• _Exercise aim_: Type out the complete listing below word for word, without its pictures.

=== Supplied data ===

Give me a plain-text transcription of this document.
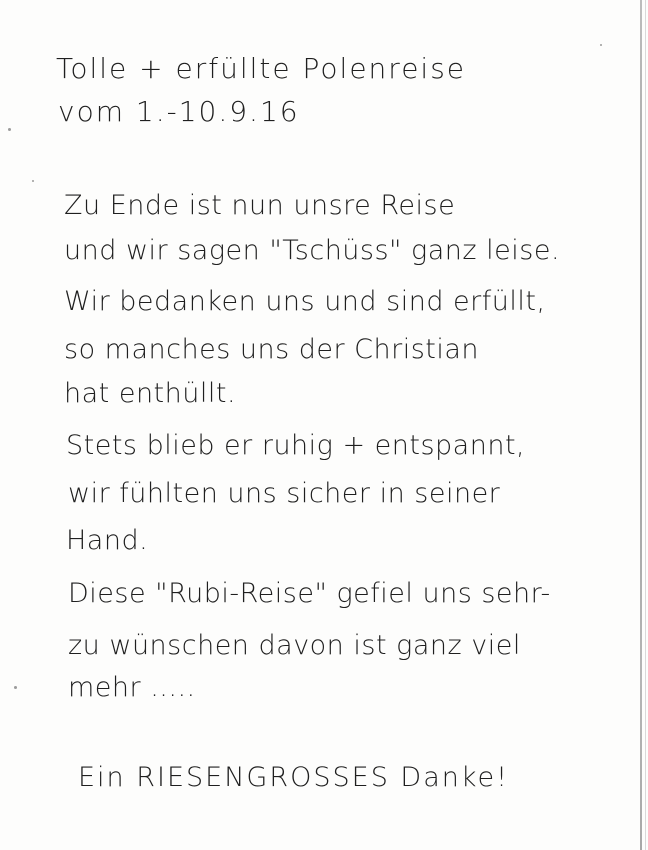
Tolle + erfüllte Polenreise
vom 1.-10.9.16
Zu Ende ist nun unsre Reise
und wir sagen "Tschüss" ganz leise.
Wir bedanken uns und sind erfüllt,
so manches uns der Christian
hat enthüllt.
Stets blieb er ruhig + entspannt,
wir fühlten uns sicher in seiner
Hand.
Diese "Rubi-Reise" gefiel uns sehr-
zu wünschen davon ist ganz viel
mehr .....
Ein RIESENGROSSES Danke!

===

• _The reply_:
Give me a plain-text transcription of this document.
Tolle + erfüllte Polenreise
vom 1.-10.9.16
Zu Ende ist nun unsre Reise
und wir sagen "Tschüss" ganz leise.
Wir bedanken uns und sind erfüllt,
so manches uns der Christian
hat enthüllt.
Stets blieb er ruhig + entspannt,
wir fühlten uns sicher in seiner
Hand.
Diese "Rubi-Reise" gefiel uns sehr-
zu wünschen davon ist ganz viel
mehr .....
Ein RIESENGROSSES Danke!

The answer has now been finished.